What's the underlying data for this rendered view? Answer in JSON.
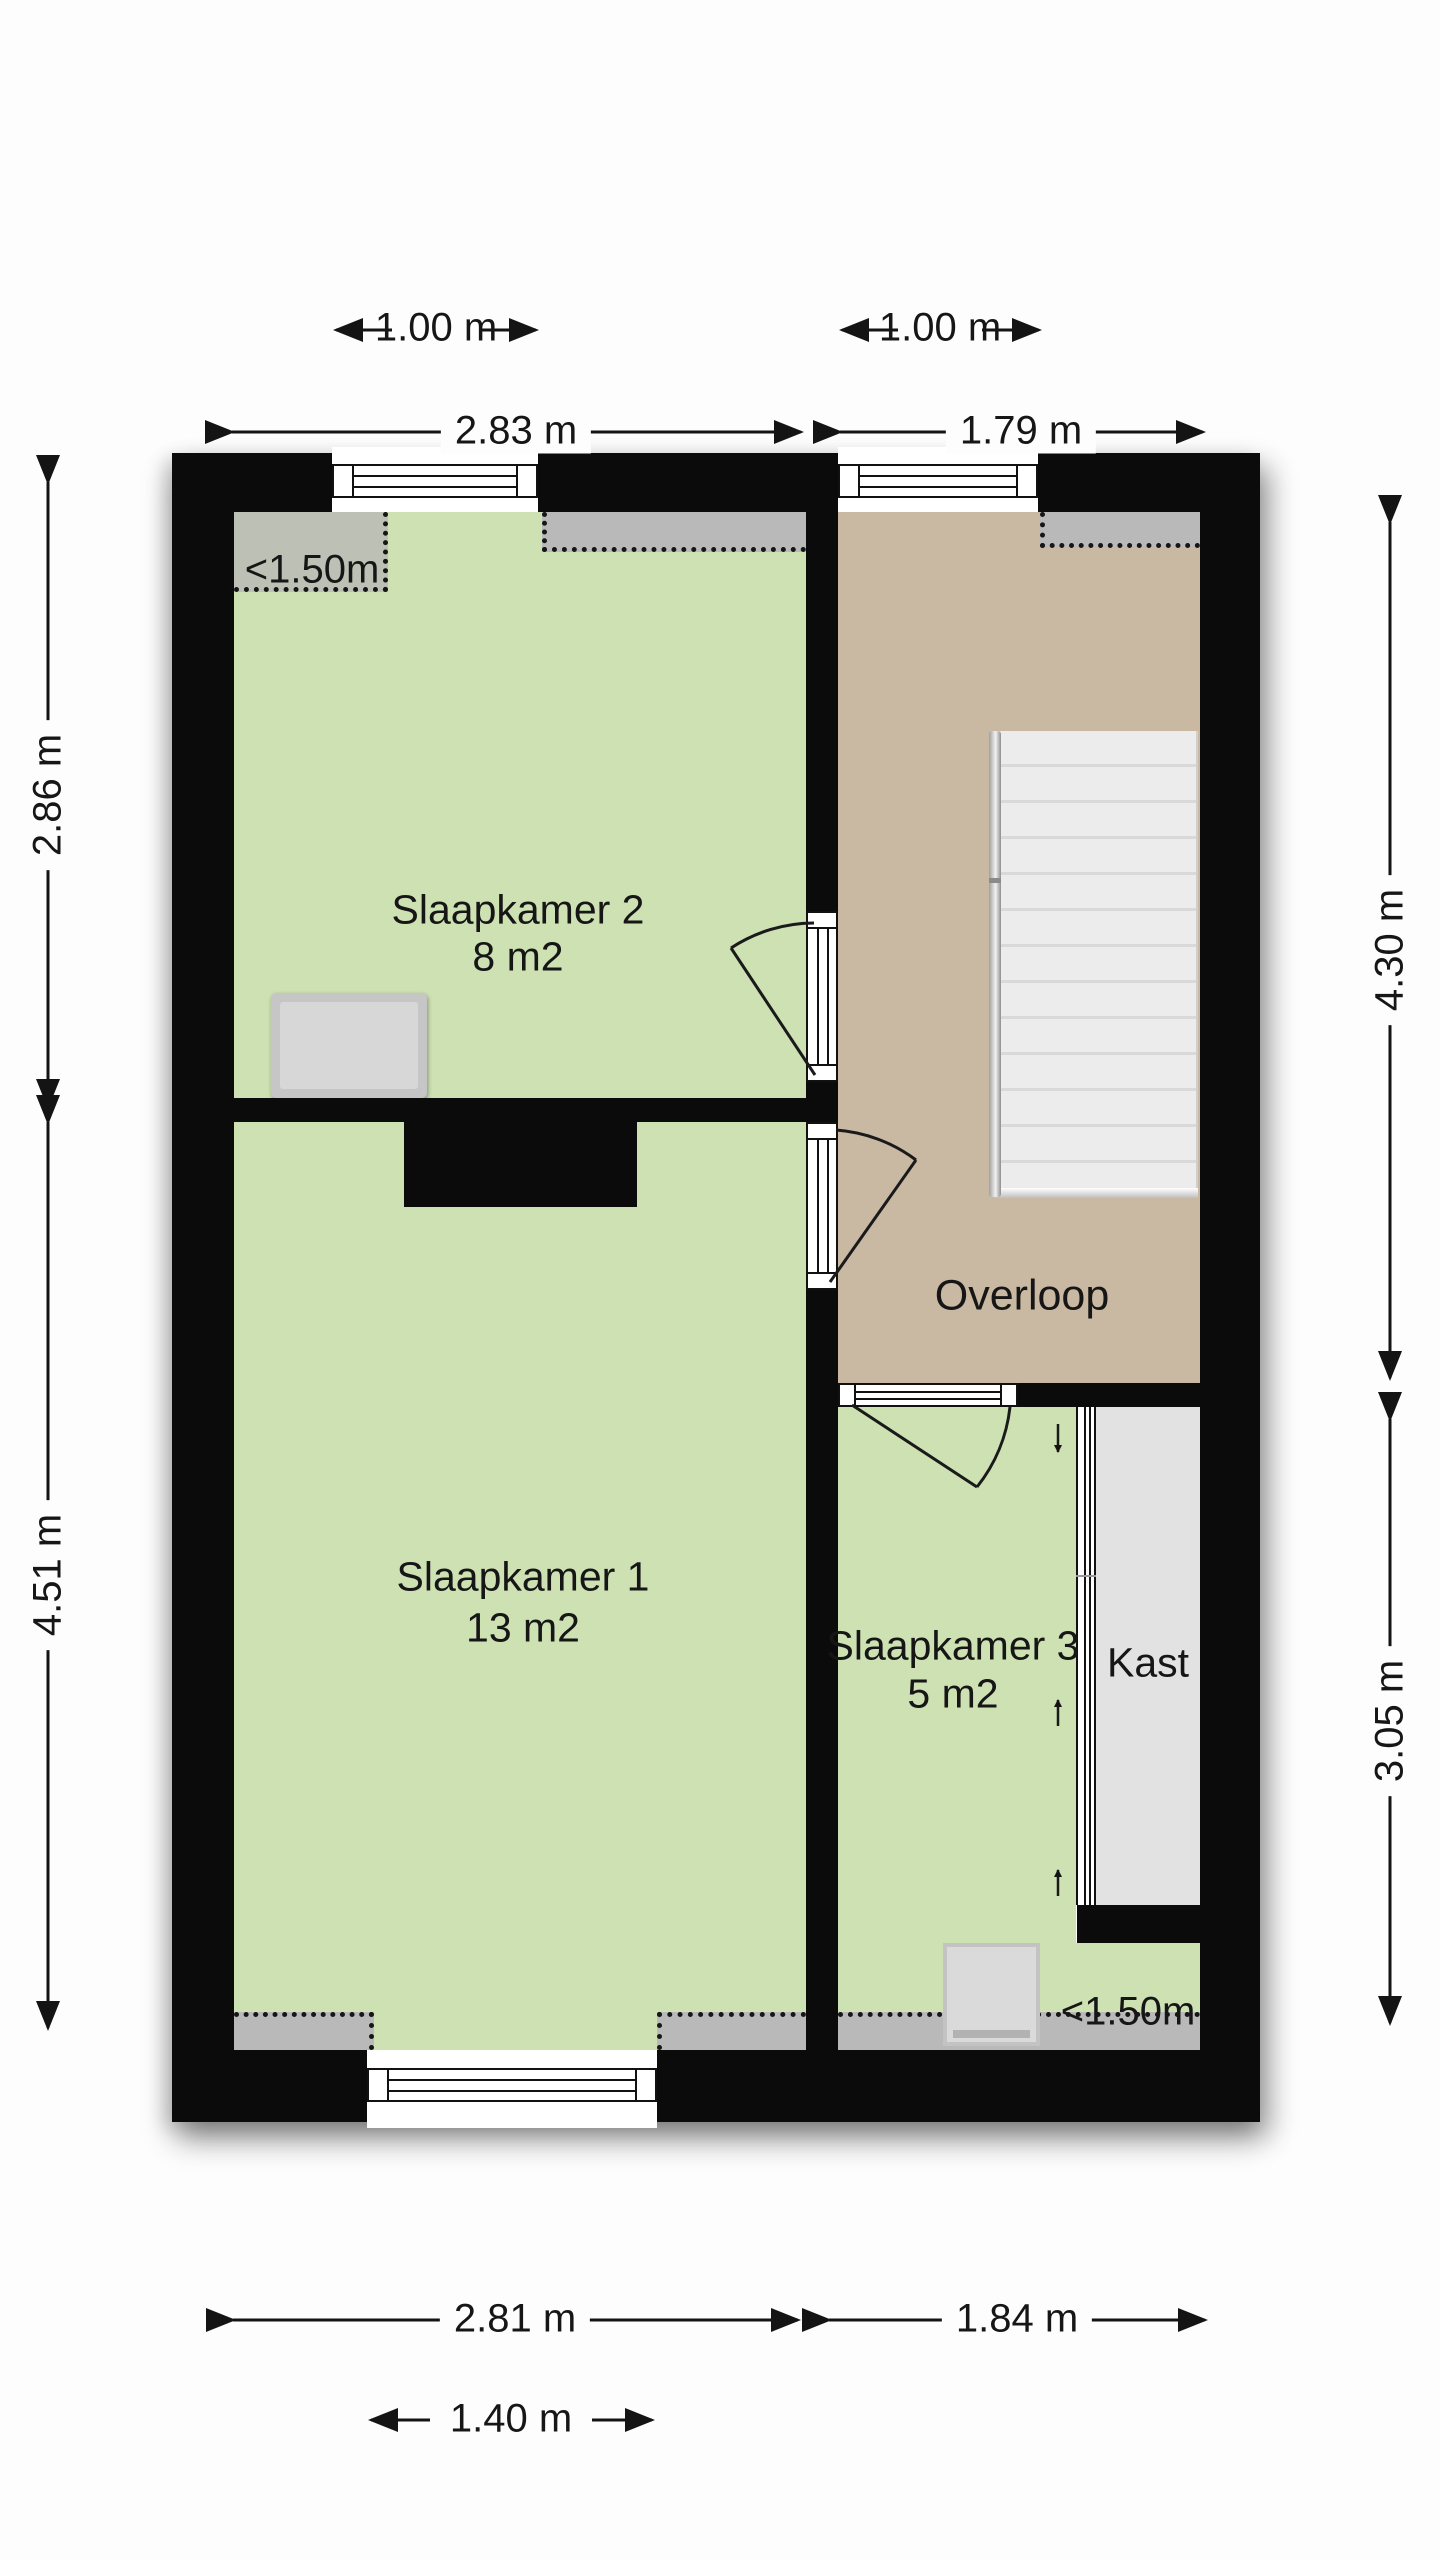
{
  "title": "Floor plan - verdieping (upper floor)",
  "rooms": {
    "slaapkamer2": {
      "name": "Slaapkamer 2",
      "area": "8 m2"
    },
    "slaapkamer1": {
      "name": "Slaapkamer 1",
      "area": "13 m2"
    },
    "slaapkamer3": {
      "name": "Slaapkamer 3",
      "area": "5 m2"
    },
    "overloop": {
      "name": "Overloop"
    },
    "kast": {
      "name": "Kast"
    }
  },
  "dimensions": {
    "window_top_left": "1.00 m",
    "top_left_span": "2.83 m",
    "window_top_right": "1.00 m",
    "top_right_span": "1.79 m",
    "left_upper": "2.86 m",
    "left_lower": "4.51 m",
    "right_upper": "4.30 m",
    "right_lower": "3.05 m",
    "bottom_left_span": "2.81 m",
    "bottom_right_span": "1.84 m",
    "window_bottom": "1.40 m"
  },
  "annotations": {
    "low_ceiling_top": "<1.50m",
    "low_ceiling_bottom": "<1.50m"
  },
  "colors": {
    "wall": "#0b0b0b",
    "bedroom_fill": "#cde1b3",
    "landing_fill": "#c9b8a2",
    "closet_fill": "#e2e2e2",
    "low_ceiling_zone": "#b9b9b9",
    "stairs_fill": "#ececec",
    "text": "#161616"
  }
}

### Exercise directions
The material above must be printed exactly, with its pictures left out.

### Result of the task
What's the underlying data for this rendered view? Answer in JSON.
{
  "title": "Floor plan - verdieping (upper floor)",
  "rooms": {
    "slaapkamer2": {
      "name": "Slaapkamer 2",
      "area": "8 m2"
    },
    "slaapkamer1": {
      "name": "Slaapkamer 1",
      "area": "13 m2"
    },
    "slaapkamer3": {
      "name": "Slaapkamer 3",
      "area": "5 m2"
    },
    "overloop": {
      "name": "Overloop"
    },
    "kast": {
      "name": "Kast"
    }
  },
  "dimensions": {
    "window_top_left": "1.00 m",
    "top_left_span": "2.83 m",
    "window_top_right": "1.00 m",
    "top_right_span": "1.79 m",
    "left_upper": "2.86 m",
    "left_lower": "4.51 m",
    "right_upper": "4.30 m",
    "right_lower": "3.05 m",
    "bottom_left_span": "2.81 m",
    "bottom_right_span": "1.84 m",
    "window_bottom": "1.40 m"
  },
  "annotations": {
    "low_ceiling_top": "<1.50m",
    "low_ceiling_bottom": "<1.50m"
  },
  "colors": {
    "wall": "#0b0b0b",
    "bedroom_fill": "#cde1b3",
    "landing_fill": "#c9b8a2",
    "closet_fill": "#e2e2e2",
    "low_ceiling_zone": "#b9b9b9",
    "stairs_fill": "#ececec",
    "text": "#161616"
  }
}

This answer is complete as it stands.